Segment Start: Passage for review

- Directed by: Norman Lee
- Written by: Norman Lee
- Starring: Jack Morrison Moira Lynd Lewis Dayton
- Production company: British Instructional Films
- Distributed by: Pathé Pictures
- Release date: 25 July 1932;
- Running time: 45 minutes
- Country: United Kingdom
- Language: English

= The Strangler (1932 film) =

1932 film

The Strangler is a 1932 British crime film directed and written by Norman Lee and starring Jack Morrison, Moira Lynd and Lewis Dayton. It was made at Welwyn Studios as a quota quickie.

== Preservation status ==
The British Film Institute National Archive holds a collection of stills but no film or video materials.

==Plot==
Dr. Bevan persuades unreputable character Lee MacArthur to stage, in his country house, a mystery play he has written. During a rehearsal, McArthur is killed, and most of the people present are suspected of the crime. It is finally revealed that Bevan himself is the guilty party.

==Cast==
- Jack Morrison as Johnnie Scott
- Moira Lynd as Rosie Platt
- Lewis Dayton as Lee MacArthur
- Molly Lamont as Frances Marsden
- Cecil Ramage as Dr. Bevan
- Carol Coombe as Billie Southgate
- Hal Gordon as Leveridge
- Patrick Susands as Eckersley

==Critical reception==
Kine Weekly wrote: "The story is constructed with some ingenuity and succeeds in holding its secret. The action is rather restricted, but the players themselves get down to their task with all seriousness, and this helps to impart the necessary touch of realism. The unpretentious character of the entertainment and its convenient length make the picture a useful supporting offering for the less discriminating patron."

The Daily Film Renter wrote: "Murder melodrama directed with little imagination. Series of incredible incidents follow each other to climax that is seen early on. Photography and recording are adequate."

Picturegoer’s Lionel Collier described the film as "another of the 'spot the murderer' type of film … The acting is quite good and helps considerably to make what is otherwise a very artificial plot approach somewhere near realism."

==Bibliography==
- Low, Rachael. Filmmaking in 1930s Britain. George Allen & Unwin, 1985.
- Wood, Linda. British Films, 1927-1939. British Film Institute, 1986.

Segment End: Passage for review
Segment Start: Record extracts

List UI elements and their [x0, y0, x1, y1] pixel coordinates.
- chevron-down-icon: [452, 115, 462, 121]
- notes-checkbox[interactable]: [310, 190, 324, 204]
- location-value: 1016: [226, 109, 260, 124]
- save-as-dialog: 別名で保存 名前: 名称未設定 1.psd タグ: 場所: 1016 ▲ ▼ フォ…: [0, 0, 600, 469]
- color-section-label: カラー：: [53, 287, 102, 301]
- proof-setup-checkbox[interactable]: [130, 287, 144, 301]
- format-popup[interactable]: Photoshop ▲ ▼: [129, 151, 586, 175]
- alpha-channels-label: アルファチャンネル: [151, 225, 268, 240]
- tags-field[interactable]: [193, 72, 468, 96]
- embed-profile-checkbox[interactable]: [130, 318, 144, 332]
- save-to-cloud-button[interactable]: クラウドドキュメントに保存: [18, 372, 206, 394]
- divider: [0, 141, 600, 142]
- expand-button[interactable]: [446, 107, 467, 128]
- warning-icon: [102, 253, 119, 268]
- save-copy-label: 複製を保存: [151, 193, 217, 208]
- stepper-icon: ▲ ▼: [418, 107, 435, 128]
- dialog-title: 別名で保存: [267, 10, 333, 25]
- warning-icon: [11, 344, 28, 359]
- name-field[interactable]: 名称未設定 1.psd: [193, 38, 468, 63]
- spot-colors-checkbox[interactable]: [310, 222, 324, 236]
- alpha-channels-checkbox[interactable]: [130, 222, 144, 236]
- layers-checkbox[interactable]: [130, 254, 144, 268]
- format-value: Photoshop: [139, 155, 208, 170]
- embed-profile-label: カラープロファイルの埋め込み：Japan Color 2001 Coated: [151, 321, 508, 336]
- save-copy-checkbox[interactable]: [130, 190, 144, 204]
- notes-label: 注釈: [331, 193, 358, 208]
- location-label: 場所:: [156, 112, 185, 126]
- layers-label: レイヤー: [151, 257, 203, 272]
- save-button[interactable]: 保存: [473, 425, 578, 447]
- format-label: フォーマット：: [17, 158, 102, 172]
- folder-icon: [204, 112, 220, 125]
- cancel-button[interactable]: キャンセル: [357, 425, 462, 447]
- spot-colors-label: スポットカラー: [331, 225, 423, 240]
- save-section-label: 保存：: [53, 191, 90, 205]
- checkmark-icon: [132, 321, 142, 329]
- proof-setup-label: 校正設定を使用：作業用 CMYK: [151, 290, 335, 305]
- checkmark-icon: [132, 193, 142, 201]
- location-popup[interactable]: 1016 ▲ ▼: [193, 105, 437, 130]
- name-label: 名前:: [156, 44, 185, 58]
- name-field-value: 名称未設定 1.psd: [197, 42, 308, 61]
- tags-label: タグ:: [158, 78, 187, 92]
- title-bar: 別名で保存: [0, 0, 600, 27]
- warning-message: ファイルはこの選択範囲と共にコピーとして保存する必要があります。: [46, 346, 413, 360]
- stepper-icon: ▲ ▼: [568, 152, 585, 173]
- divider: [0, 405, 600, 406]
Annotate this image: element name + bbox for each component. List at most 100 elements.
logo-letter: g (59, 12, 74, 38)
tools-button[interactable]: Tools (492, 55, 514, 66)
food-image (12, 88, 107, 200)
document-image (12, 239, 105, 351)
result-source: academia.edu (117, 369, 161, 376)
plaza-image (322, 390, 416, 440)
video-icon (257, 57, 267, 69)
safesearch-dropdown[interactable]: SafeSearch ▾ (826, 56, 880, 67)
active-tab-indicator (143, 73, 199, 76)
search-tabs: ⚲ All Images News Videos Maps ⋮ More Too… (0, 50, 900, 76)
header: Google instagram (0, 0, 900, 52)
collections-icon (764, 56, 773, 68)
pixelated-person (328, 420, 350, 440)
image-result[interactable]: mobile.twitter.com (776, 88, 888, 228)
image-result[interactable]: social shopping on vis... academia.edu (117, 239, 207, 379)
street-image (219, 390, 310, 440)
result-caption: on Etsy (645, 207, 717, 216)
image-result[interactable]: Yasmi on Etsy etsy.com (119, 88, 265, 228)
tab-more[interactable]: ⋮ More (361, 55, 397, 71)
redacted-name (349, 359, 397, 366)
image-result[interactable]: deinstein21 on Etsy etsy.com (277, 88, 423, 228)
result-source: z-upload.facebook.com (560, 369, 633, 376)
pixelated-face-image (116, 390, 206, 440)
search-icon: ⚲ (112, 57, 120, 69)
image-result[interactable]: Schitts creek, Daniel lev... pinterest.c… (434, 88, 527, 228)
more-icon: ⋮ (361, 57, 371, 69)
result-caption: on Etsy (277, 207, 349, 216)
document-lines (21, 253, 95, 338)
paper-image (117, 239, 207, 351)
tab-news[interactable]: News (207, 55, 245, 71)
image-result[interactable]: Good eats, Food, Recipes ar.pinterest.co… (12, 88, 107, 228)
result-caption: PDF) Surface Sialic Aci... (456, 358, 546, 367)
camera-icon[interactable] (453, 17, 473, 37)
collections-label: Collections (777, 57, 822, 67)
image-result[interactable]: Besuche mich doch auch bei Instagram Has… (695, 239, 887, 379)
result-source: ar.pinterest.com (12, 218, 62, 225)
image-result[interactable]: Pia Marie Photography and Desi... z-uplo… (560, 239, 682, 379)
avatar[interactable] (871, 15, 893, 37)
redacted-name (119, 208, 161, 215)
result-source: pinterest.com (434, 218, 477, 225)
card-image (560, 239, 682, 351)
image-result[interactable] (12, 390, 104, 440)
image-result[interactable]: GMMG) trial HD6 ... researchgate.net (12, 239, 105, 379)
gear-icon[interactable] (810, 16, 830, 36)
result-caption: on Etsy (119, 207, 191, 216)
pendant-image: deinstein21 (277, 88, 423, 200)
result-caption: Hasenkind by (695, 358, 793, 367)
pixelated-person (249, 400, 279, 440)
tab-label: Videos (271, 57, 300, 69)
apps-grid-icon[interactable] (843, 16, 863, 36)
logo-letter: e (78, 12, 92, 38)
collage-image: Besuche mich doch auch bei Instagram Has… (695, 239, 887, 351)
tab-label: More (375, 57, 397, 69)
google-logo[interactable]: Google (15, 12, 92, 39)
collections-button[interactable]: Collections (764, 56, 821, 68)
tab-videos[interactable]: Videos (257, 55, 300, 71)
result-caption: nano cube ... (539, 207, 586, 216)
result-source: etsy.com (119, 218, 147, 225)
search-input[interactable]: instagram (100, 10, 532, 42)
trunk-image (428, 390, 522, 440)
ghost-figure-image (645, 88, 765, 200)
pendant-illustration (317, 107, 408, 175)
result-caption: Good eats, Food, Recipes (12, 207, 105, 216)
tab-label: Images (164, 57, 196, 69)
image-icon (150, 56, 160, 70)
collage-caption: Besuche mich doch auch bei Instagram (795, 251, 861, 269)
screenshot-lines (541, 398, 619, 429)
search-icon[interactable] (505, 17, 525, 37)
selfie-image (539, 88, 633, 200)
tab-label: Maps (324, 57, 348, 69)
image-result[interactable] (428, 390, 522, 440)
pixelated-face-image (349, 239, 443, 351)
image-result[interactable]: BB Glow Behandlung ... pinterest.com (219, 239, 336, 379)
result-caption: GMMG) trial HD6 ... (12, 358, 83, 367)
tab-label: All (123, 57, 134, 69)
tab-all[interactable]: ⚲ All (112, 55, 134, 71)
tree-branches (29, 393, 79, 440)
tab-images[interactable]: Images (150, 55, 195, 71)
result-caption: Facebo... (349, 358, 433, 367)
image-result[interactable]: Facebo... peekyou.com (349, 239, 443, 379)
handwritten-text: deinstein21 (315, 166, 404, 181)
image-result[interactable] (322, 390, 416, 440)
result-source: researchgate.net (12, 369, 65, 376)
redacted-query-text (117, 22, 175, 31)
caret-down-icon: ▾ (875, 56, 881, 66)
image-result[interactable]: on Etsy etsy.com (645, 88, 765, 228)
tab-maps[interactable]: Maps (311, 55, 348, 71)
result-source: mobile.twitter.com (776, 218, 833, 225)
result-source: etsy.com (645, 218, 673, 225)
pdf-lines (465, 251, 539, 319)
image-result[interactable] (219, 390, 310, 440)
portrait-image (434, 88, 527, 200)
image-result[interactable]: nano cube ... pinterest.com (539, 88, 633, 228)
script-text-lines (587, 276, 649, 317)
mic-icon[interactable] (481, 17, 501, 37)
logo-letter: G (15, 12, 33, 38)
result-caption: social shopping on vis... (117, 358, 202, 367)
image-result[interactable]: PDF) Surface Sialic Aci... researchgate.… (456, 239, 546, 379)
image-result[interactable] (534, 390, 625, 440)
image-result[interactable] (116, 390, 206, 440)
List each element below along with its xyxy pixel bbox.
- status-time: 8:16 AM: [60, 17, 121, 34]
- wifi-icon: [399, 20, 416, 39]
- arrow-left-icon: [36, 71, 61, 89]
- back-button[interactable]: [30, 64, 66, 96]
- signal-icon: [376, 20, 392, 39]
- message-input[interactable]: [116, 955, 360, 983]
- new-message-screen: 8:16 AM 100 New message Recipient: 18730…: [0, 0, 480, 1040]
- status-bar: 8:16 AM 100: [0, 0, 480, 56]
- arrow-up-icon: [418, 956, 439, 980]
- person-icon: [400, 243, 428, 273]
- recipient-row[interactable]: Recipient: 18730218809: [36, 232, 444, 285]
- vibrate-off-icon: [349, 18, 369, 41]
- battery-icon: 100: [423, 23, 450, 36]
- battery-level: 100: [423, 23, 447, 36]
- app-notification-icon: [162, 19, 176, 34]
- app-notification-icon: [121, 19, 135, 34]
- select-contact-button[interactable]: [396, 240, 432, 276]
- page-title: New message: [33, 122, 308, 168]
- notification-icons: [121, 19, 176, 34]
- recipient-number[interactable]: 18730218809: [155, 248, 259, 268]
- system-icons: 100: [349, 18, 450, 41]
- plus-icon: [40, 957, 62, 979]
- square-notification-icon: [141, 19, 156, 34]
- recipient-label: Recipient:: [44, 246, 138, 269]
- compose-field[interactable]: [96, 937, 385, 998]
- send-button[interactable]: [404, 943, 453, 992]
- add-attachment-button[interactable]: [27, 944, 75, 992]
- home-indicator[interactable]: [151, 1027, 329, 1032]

Segment End: Record extracts

### Task item
From the article on The Strangler:
1. At which studios was the film made?
2. Which actor plays Dr. Bevan?
3. How long does the film run?
Use only the article on The Strangler, not the lines, to answer.

### Solution to the exercise
1. Welwyn Studios
2. Cecil Ramage
3. 45 minutes